Requirements: Look through the material and tally each line bearing the word "icon". Give only the total.

Exercise inputs:
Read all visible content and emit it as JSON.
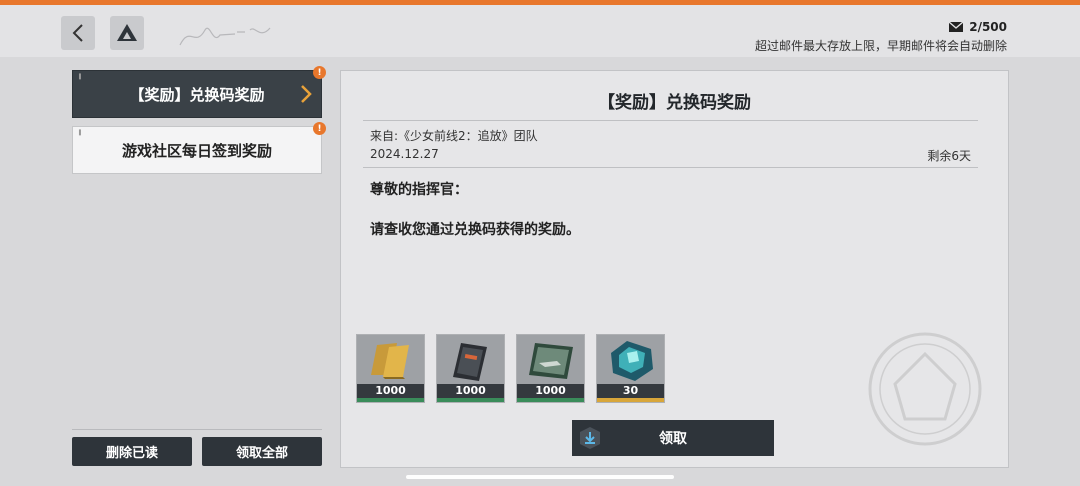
{
  "header": {
    "mail_count": "2/500",
    "mail_note": "超过邮件最大存放上限，早期邮件将会自动删除"
  },
  "mail_list": [
    {
      "label": "【奖励】兑换码奖励",
      "active": true
    },
    {
      "label": "游戏社区每日签到奖励",
      "active": false
    }
  ],
  "left_buttons": {
    "delete_read": "删除已读",
    "claim_all": "领取全部"
  },
  "mail": {
    "title": "【奖励】兑换码奖励",
    "from": "来自:《少女前线2：追放》团队",
    "date": "2024.12.27",
    "remaining": "剩余6天",
    "greeting": "尊敬的指挥官：",
    "body": "请查收您通过兑换码获得的奖励。"
  },
  "rewards": [
    {
      "icon": "gold-bars-icon",
      "qty": "1000"
    },
    {
      "icon": "ticket-icon",
      "qty": "1000"
    },
    {
      "icon": "weapon-card-icon",
      "qty": "1000"
    },
    {
      "icon": "crystal-icon",
      "qty": "30"
    }
  ],
  "claim_button": "领取",
  "colors": {
    "accent": "#e8772c",
    "dark_button": "#2e343a",
    "rarity_green": "#3a8c5a",
    "rarity_gold": "#d8a63a"
  }
}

Final result: 4